'''

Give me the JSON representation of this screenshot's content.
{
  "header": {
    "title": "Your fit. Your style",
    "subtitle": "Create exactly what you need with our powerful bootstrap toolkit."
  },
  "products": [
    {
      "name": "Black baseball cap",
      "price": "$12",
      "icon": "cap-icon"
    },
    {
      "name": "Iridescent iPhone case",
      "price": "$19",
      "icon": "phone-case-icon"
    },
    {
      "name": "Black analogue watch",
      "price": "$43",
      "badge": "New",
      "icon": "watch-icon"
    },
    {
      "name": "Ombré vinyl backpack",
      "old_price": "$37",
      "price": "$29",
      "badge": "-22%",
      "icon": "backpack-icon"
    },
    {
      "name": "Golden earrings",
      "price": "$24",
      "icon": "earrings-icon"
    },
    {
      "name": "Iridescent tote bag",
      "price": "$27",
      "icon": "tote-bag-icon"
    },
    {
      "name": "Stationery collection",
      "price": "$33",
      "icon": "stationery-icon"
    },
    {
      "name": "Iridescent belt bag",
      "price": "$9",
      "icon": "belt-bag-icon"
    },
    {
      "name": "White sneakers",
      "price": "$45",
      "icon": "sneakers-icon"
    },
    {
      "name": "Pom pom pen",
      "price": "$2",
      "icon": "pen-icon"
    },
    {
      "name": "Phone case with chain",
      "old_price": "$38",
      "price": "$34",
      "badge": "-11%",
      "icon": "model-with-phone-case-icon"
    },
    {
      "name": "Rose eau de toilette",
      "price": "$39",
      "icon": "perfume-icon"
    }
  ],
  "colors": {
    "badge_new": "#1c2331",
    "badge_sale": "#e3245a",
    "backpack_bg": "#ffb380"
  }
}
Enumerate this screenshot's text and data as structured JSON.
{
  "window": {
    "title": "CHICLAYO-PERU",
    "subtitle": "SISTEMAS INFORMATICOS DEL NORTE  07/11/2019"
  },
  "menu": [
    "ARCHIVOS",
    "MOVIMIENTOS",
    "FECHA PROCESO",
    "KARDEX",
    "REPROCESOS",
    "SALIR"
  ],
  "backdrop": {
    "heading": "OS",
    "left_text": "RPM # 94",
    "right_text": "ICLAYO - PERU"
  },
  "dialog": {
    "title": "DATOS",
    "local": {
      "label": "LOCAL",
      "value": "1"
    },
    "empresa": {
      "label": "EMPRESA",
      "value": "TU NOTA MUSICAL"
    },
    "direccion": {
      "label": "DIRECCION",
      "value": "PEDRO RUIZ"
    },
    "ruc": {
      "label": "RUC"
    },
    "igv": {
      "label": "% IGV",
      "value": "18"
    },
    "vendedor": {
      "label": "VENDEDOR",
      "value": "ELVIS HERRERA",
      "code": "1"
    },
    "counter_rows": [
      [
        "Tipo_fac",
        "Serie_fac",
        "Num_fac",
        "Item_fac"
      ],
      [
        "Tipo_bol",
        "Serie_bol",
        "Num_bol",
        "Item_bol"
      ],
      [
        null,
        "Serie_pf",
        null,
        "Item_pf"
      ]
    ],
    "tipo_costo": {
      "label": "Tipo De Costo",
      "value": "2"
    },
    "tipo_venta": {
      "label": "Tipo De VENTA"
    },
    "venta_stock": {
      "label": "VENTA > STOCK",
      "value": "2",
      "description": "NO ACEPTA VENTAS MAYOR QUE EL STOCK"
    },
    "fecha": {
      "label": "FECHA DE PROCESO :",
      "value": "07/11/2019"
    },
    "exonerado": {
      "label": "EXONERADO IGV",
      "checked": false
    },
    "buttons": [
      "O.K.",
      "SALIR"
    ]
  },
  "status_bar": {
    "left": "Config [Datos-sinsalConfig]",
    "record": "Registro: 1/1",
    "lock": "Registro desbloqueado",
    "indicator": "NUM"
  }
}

'''

• [To do] Output the records verbatim, from the first line to the last.

• [Finished exercise]
Give me the JSON representation of this screenshot's content.
{
  "header": {
    "title": "Your fit. Your style",
    "subtitle": "Create exactly what you need with our powerful bootstrap toolkit."
  },
  "products": [
    {
      "name": "Black baseball cap",
      "price": "$12",
      "icon": "cap-icon"
    },
    {
      "name": "Iridescent iPhone case",
      "price": "$19",
      "icon": "phone-case-icon"
    },
    {
      "name": "Black analogue watch",
      "price": "$43",
      "badge": "New",
      "icon": "watch-icon"
    },
    {
      "name": "Ombré vinyl backpack",
      "old_price": "$37",
      "price": "$29",
      "badge": "-22%",
      "icon": "backpack-icon"
    },
    {
      "name": "Golden earrings",
      "price": "$24",
      "icon": "earrings-icon"
    },
    {
      "name": "Iridescent tote bag",
      "price": "$27",
      "icon": "tote-bag-icon"
    },
    {
      "name": "Stationery collection",
      "price": "$33",
      "icon": "stationery-icon"
    },
    {
      "name": "Iridescent belt bag",
      "price": "$9",
      "icon": "belt-bag-icon"
    },
    {
      "name": "White sneakers",
      "price": "$45",
      "icon": "sneakers-icon"
    },
    {
      "name": "Pom pom pen",
      "price": "$2",
      "icon": "pen-icon"
    },
    {
      "name": "Phone case with chain",
      "old_price": "$38",
      "price": "$34",
      "badge": "-11%",
      "icon": "model-with-phone-case-icon"
    },
    {
      "name": "Rose eau de toilette",
      "price": "$39",
      "icon": "perfume-icon"
    }
  ],
  "colors": {
    "badge_new": "#1c2331",
    "badge_sale": "#e3245a",
    "backpack_bg": "#ffb380"
  }
}
Enumerate this screenshot's text and data as structured JSON.
{
  "window": {
    "title": "CHICLAYO-PERU",
    "subtitle": "SISTEMAS INFORMATICOS DEL NORTE  07/11/2019"
  },
  "menu": [
    "ARCHIVOS",
    "MOVIMIENTOS",
    "FECHA PROCESO",
    "KARDEX",
    "REPROCESOS",
    "SALIR"
  ],
  "backdrop": {
    "heading": "OS",
    "left_text": "RPM # 94",
    "right_text": "ICLAYO - PERU"
  },
  "dialog": {
    "title": "DATOS",
    "local": {
      "label": "LOCAL",
      "value": "1"
    },
    "empresa": {
      "label": "EMPRESA",
      "value": "TU NOTA MUSICAL"
    },
    "direccion": {
      "label": "DIRECCION",
      "value": "PEDRO RUIZ"
    },
    "ruc": {
      "label": "RUC"
    },
    "igv": {
      "label": "% IGV",
      "value": "18"
    },
    "vendedor": {
      "label": "VENDEDOR",
      "value": "ELVIS HERRERA",
      "code": "1"
    },
    "counter_rows": [
      [
        "Tipo_fac",
        "Serie_fac",
        "Num_fac",
        "Item_fac"
      ],
      [
        "Tipo_bol",
        "Serie_bol",
        "Num_bol",
        "Item_bol"
      ],
      [
        null,
        "Serie_pf",
        null,
        "Item_pf"
      ]
    ],
    "tipo_costo": {
      "label": "Tipo De Costo",
      "value": "2"
    },
    "tipo_venta": {
      "label": "Tipo De VENTA"
    },
    "venta_stock": {
      "label": "VENTA > STOCK",
      "value": "2",
      "description": "NO ACEPTA VENTAS MAYOR QUE EL STOCK"
    },
    "fecha": {
      "label": "FECHA DE PROCESO :",
      "value": "07/11/2019"
    },
    "exonerado": {
      "label": "EXONERADO IGV",
      "checked": false
    },
    "buttons": [
      "O.K.",
      "SALIR"
    ]
  },
  "status_bar": {
    "left": "Config [Datos-sinsalConfig]",
    "record": "Registro: 1/1",
    "lock": "Registro desbloqueado",
    "indicator": "NUM"
  }
}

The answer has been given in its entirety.